**TASK TO COMPLETE:**
Gather the lines that hold the string "What".

**DATA SECTION:**
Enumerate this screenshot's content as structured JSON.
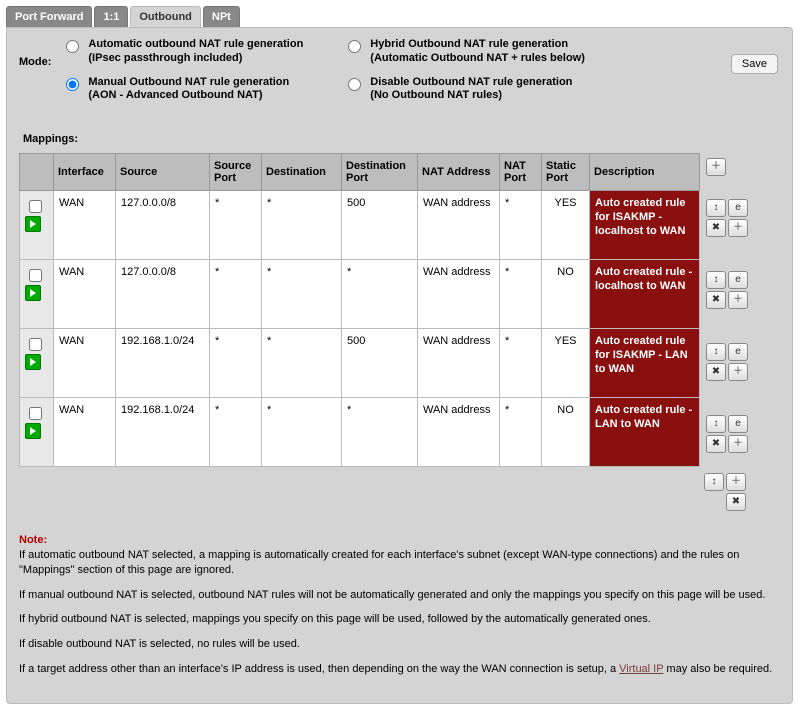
{
  "tabs": {
    "port_forward": "Port Forward",
    "one_one": "1:1",
    "outbound": "Outbound",
    "npt": "NPt"
  },
  "mode": {
    "label": "Mode:",
    "opt1_l1": "Automatic outbound NAT rule generation",
    "opt1_l2": "(IPsec passthrough included)",
    "opt2_l1": "Manual Outbound NAT rule generation",
    "opt2_l2": "(AON - Advanced Outbound NAT)",
    "opt3_l1": "Hybrid Outbound NAT rule generation",
    "opt3_l2": "(Automatic Outbound NAT + rules below)",
    "opt4_l1": "Disable Outbound NAT rule generation",
    "opt4_l2": "(No Outbound NAT rules)"
  },
  "save_label": "Save",
  "mappings_title": "Mappings:",
  "headers": {
    "interface": "Interface",
    "source": "Source",
    "source_port": "Source Port",
    "destination": "Destination",
    "dest_port": "Destination Port",
    "nat_addr": "NAT Address",
    "nat_port": "NAT Port",
    "static_port": "Static Port",
    "description": "Description"
  },
  "rows": [
    {
      "interface": "WAN",
      "source": "127.0.0.0/8",
      "source_port": "*",
      "destination": "*",
      "dest_port": "500",
      "nat_addr": "WAN address",
      "nat_port": "*",
      "static_port": "YES",
      "description": "Auto created rule for ISAKMP - localhost to WAN"
    },
    {
      "interface": "WAN",
      "source": "127.0.0.0/8",
      "source_port": "*",
      "destination": "*",
      "dest_port": "*",
      "nat_addr": "WAN address",
      "nat_port": "*",
      "static_port": "NO",
      "description": "Auto created rule - localhost to WAN"
    },
    {
      "interface": "WAN",
      "source": "192.168.1.0/24",
      "source_port": "*",
      "destination": "*",
      "dest_port": "500",
      "nat_addr": "WAN address",
      "nat_port": "*",
      "static_port": "YES",
      "description": "Auto created rule for ISAKMP - LAN to WAN"
    },
    {
      "interface": "WAN",
      "source": "192.168.1.0/24",
      "source_port": "*",
      "destination": "*",
      "dest_port": "*",
      "nat_addr": "WAN address",
      "nat_port": "*",
      "static_port": "NO",
      "description": "Auto created rule - LAN to WAN"
    }
  ],
  "note": {
    "hdr": "Note:",
    "p1": "If automatic outbound NAT selected, a mapping is automatically created for each interface's subnet (except WAN-type connections) and the rules on \"Mappings\" section of this page are ignored.",
    "p2": "If manual outbound NAT is selected, outbound NAT rules will not be automatically generated and only the mappings you specify on this page will be used.",
    "p3": "If hybrid outbound NAT is selected, mappings you specify on this page will be used, followed by the automatically generated ones.",
    "p4": "If disable outbound NAT is selected, no rules will be used.",
    "p5a": "If a target address other than an interface's IP address is used, then depending on the way the WAN connection is setup, a ",
    "p5_link": "Virtual IP",
    "p5b": " may also be required."
  }
}
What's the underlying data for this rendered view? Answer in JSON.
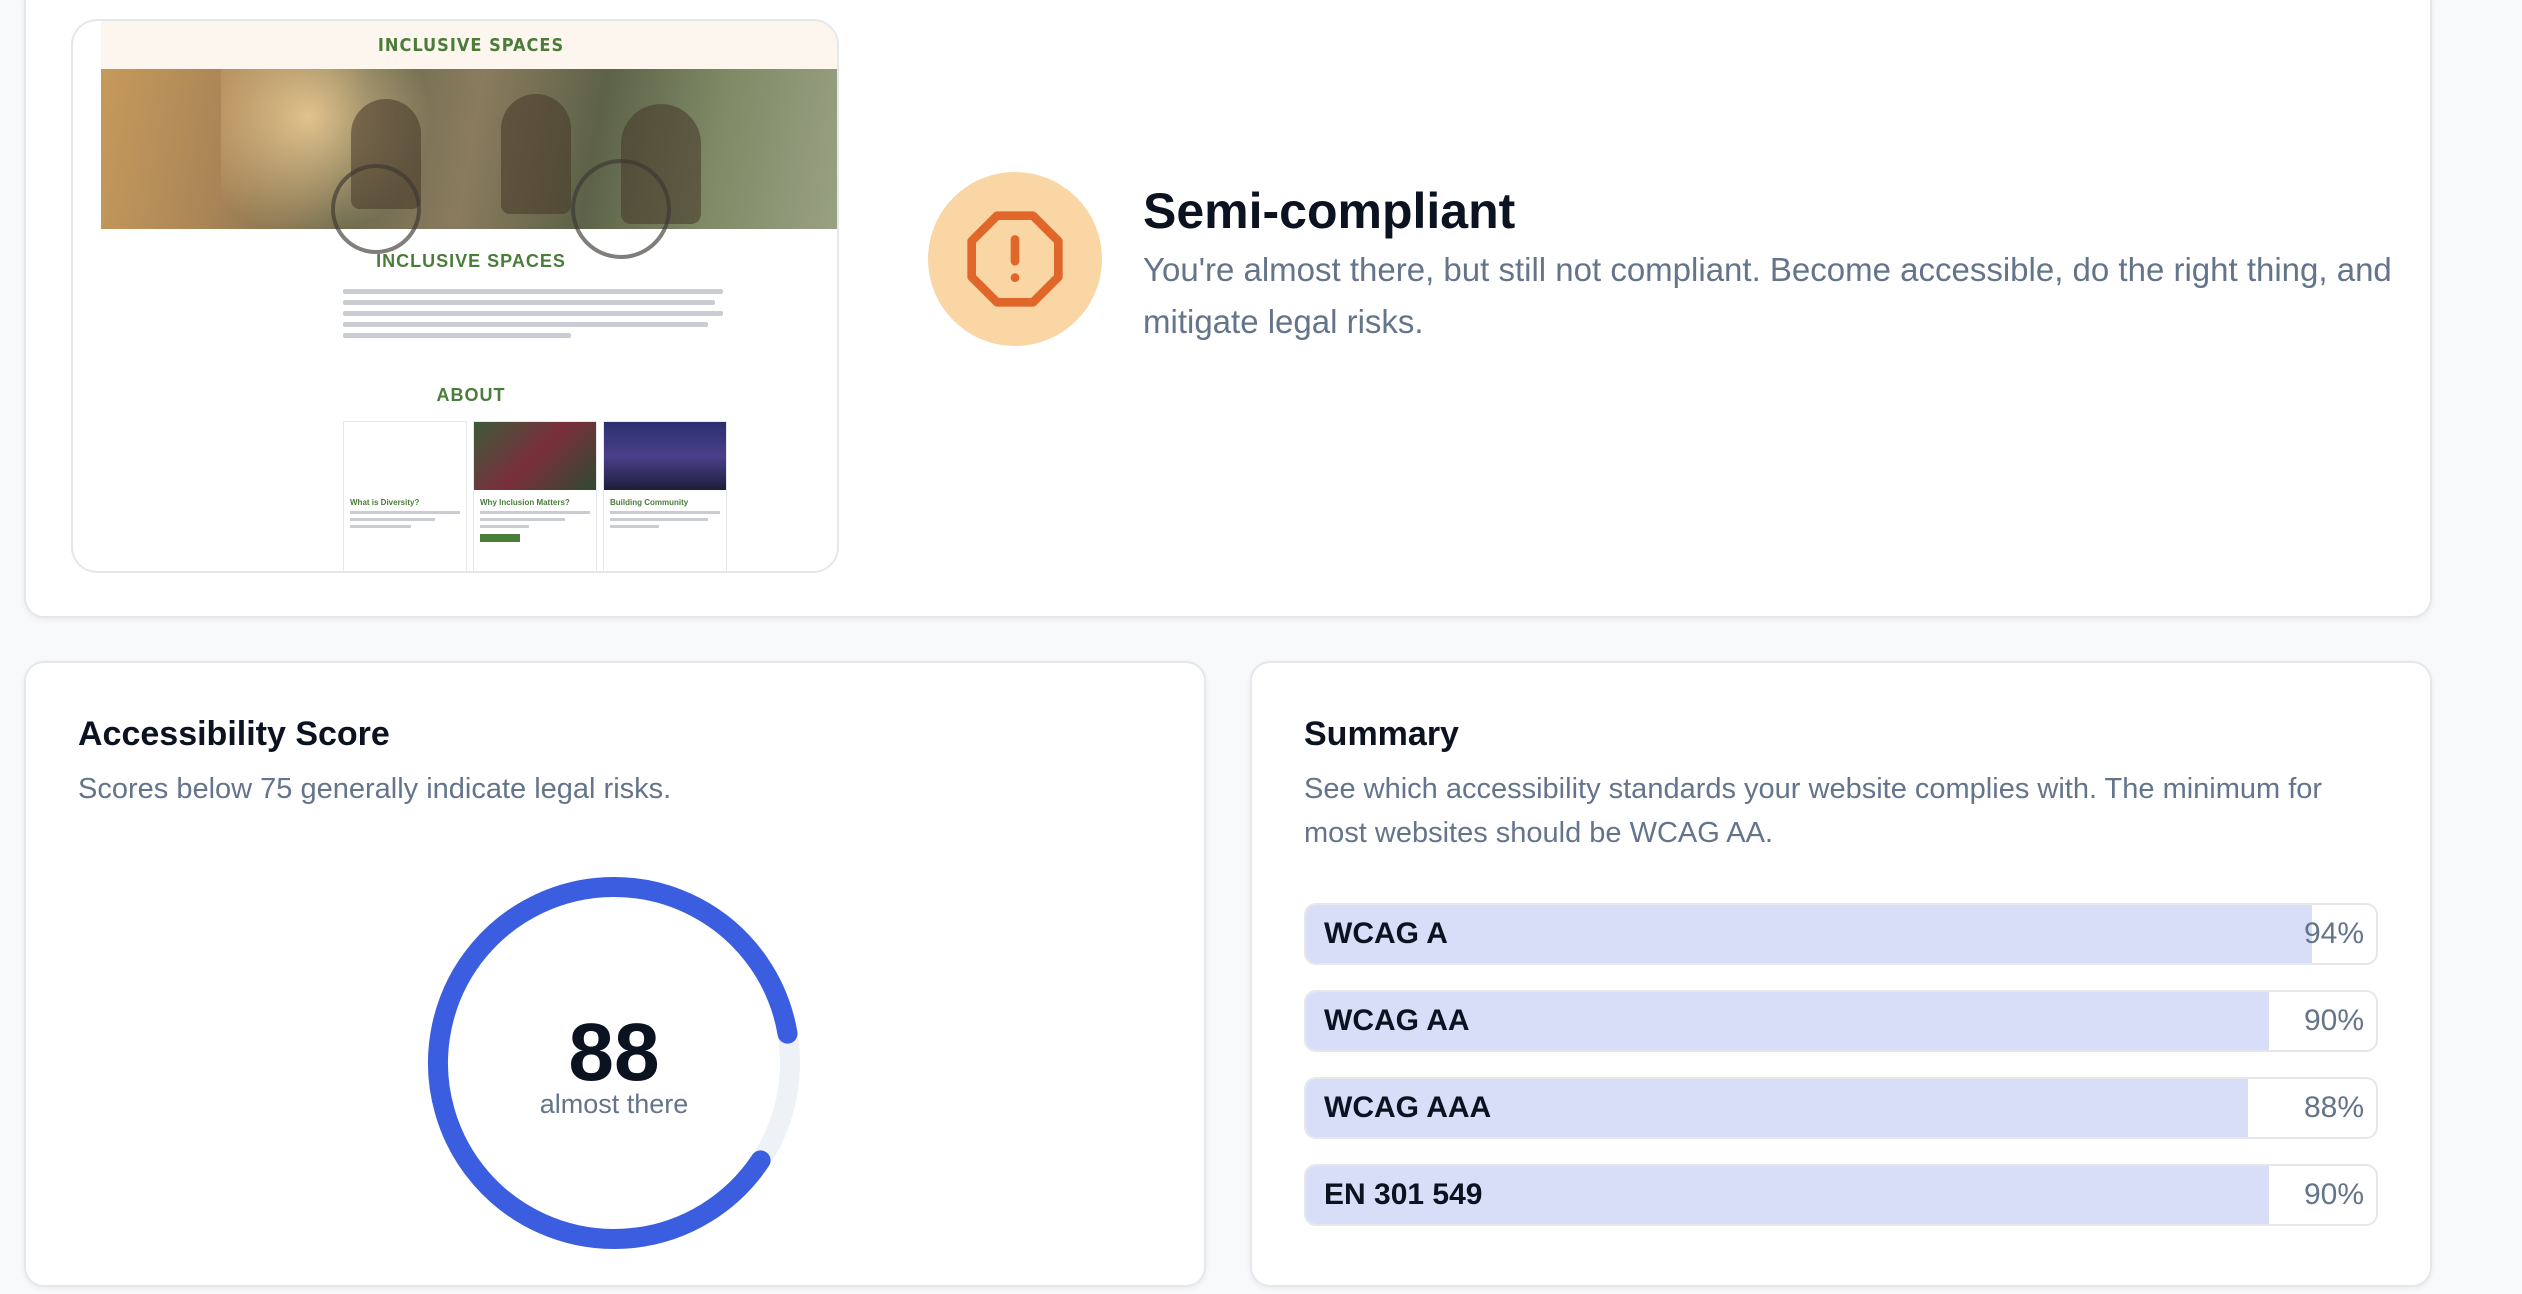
{
  "preview": {
    "header": "INCLUSIVE SPACES",
    "section_title": "INCLUSIVE SPACES",
    "about_title": "ABOUT",
    "columns": [
      {
        "heading": "What is Diversity?"
      },
      {
        "heading": "Why Inclusion Matters?"
      },
      {
        "heading": "Building Community"
      }
    ]
  },
  "status": {
    "icon": "alert-octagon-icon",
    "title": "Semi-compliant",
    "description": "You're almost there, but still not compliant. Become accessible, do the right thing, and mitigate legal risks."
  },
  "score_card": {
    "title": "Accessibility Score",
    "subtitle": "Scores below 75 generally indicate legal risks.",
    "score": 88,
    "score_text": "88",
    "label": "almost there",
    "accent": "#3b5ee0",
    "track": "#eef1f6"
  },
  "summary_card": {
    "title": "Summary",
    "subtitle": "See which accessibility standards your website complies with. The minimum for most websites should be WCAG AA.",
    "bars": [
      {
        "name": "WCAG A",
        "pct_text": "94%",
        "value": 94
      },
      {
        "name": "WCAG AA",
        "pct_text": "90%",
        "value": 90
      },
      {
        "name": "WCAG AAA",
        "pct_text": "88%",
        "value": 88
      },
      {
        "name": "EN 301 549",
        "pct_text": "90%",
        "value": 90
      }
    ]
  },
  "colors": {
    "status_bg": "#f9d6a4",
    "status_icon": "#e0662a",
    "bar_fill": "#d8def8"
  }
}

**REPLY TO THE TASK:**
What's the underlying data for this rendered view? Answer in JSON.
        "heading": "What is Diversity?"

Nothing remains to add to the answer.